======== 提示本文 ========

高丸 (人物)
高丸(たかまる)は、鎌倉時代に記された清水寺の創建伝承に登場する陸奥国の伝説上の人物。南北朝時代には諏訪大社の縁起に取り込まれ、安倍氏悪事の高丸、安倍高丸などの名前で記された。また室町時代には御伽草子などの文学作品にも引用され、悪事の高丸、近江の高丸、明石の高丸など鬼として語られた。
歴史
平安時代
『群書類従』所収の藤原明衡撰「清水寺縁起」では大納言・坂上田村麻呂による清水寺の創建伝承が記されているものの、平安時代の時点では清水の観音(清水寺)信仰と田村麻呂による蝦夷征討に関した事蹟は結び付けられていなかった。これは『今昔物語集』『扶桑略記』『源平盛衰記』の中で記されている「清水寺縁起」についても同様である[1]。
「清水寺縁起」に田村麻呂による蝦夷征討の事蹟が反映されたことで、田村語りが創出されていくとともに「高丸伝説」が付会されたのは、鎌倉時代に武家の時代が到来して軍記物語が登場して以降となる。

========

課題の目的 1:
高丸についての本文を、"高丸(たかまる)は、鎌倉時代"という語句を含む箇所から書き始め、"についても同様である[1]。"まで写したところで止めて、一字も変えずに書き写してほしい。

======== データ行 ========

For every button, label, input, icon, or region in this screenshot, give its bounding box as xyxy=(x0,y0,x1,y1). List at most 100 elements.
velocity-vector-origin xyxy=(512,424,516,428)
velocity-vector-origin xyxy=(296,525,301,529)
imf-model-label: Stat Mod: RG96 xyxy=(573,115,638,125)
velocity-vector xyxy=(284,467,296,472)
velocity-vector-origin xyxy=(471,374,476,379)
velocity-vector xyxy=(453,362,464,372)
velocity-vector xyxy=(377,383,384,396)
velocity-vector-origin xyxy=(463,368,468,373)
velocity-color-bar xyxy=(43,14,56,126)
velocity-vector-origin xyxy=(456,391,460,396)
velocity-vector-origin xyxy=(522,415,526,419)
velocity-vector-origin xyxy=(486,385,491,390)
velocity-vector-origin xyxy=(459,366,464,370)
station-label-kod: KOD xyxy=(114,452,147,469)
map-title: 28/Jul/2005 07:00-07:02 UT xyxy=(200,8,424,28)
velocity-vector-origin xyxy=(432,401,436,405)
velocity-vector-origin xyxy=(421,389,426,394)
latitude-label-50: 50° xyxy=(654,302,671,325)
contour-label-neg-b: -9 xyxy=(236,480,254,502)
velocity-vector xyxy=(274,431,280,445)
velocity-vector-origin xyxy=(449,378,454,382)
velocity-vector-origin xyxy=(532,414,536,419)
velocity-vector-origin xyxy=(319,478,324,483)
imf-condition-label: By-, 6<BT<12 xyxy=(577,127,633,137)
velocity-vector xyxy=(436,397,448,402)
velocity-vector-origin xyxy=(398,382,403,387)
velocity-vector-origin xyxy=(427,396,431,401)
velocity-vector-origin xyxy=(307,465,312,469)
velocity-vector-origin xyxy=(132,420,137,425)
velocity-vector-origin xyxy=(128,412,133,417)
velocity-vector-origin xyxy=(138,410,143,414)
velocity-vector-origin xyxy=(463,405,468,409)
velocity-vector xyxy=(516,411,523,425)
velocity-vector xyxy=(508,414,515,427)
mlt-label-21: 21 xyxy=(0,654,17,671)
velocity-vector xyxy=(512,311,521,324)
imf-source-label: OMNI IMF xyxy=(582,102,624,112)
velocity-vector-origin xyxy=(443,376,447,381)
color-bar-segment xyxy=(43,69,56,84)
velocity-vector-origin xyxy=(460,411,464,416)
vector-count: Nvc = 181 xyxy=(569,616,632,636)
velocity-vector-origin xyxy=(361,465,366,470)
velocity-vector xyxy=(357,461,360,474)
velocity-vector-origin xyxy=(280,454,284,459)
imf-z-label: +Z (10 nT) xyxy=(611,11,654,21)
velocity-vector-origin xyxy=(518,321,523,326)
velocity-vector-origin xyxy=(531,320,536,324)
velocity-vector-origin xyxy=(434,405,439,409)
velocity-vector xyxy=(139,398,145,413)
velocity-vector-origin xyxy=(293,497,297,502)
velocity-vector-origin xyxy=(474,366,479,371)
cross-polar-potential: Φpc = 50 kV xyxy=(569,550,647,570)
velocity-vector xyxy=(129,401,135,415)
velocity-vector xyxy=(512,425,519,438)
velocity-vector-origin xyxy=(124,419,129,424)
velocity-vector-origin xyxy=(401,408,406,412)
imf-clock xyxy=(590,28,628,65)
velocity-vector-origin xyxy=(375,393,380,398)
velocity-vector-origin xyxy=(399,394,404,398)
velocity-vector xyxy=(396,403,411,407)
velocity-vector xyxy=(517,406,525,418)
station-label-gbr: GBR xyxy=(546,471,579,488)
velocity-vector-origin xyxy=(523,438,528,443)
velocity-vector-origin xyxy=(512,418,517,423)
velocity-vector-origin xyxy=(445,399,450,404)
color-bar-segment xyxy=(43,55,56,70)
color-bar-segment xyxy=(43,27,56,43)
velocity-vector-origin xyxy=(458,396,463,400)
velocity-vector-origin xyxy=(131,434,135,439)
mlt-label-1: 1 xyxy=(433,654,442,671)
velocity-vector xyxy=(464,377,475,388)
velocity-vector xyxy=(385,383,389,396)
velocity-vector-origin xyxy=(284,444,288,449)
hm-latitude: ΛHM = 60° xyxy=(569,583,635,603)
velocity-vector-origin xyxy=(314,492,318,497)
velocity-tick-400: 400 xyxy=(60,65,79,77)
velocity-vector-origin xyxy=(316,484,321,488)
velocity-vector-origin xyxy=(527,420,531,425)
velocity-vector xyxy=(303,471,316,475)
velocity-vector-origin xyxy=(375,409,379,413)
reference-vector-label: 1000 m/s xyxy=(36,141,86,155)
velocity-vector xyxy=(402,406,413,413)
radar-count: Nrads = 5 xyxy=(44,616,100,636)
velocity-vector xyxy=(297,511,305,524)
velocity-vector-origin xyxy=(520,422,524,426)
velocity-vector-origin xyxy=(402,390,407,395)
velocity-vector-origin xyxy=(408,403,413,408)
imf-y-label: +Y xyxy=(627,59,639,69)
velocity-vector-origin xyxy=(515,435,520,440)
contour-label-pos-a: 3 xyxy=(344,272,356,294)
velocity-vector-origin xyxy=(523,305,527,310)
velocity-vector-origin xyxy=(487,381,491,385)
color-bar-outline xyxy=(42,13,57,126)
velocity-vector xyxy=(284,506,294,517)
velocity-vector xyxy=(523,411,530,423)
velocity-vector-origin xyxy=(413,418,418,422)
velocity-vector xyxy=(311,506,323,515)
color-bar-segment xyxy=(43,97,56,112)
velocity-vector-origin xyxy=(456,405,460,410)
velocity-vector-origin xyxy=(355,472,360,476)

========

課題の目的 2:
記録の先頭から"velocity-vector-origin xyxy=(486,385,491,390)"を含む行まで(その行も含む)を、空行を除いたうえで、「番号」と「内容」の二列から成るMarkdownの表として表してほしい。

解答全文 1:
高丸(たかまる)は、鎌倉時代に記された清水寺の創建伝承に登場する陸奥国の伝説上の人物。南北朝時代には諏訪大社の縁起に取り込まれ、安倍氏悪事の高丸、安倍高丸などの名前で記された。また室町時代には御伽草子などの文学作品にも引用され、悪事の高丸、近江の高丸、明石の高丸など鬼として語られた。
歴史
平安時代
『群書類従』所収の藤原明衡撰「清水寺縁起」では大納言・坂上田村麻呂による清水寺の創建伝承が記されているものの、平安時代の時点では清水の観音(清水寺)信仰と田村麻呂による蝦夷征討に関した事蹟は結び付けられていなかった。これは『今昔物語集』『扶桑略記』『源平盛衰記』の中で記されている「清水寺縁起」についても同様である[1]。

解答全文 2:
| 番号 | 内容 |
|---|---|
| 1 | For every button, label, input, icon, or region in this screenshot, give its bounding box as xyxy=(x0,y0,x1,y1). List at most 100 elements. |
| 2 | velocity-vector-origin xyxy=(512,424,516,428) |
| 3 | velocity-vector-origin xyxy=(296,525,301,529) |
| 4 | imf-model-label: Stat Mod: RG96 xyxy=(573,115,638,125) |
| 5 | velocity-vector xyxy=(284,467,296,472) |
| 6 | velocity-vector-origin xyxy=(471,374,476,379) |
| 7 | velocity-vector xyxy=(453,362,464,372) |
| 8 | velocity-vector xyxy=(377,383,384,396) |
| 9 | velocity-vector-origin xyxy=(463,368,468,373) |
| 10 | velocity-color-bar xyxy=(43,14,56,126) |
| 11 | velocity-vector-origin xyxy=(456,391,460,396) |
| 12 | velocity-vector-origin xyxy=(522,415,526,419) |
| 13 | velocity-vector-origin xyxy=(486,385,491,390) |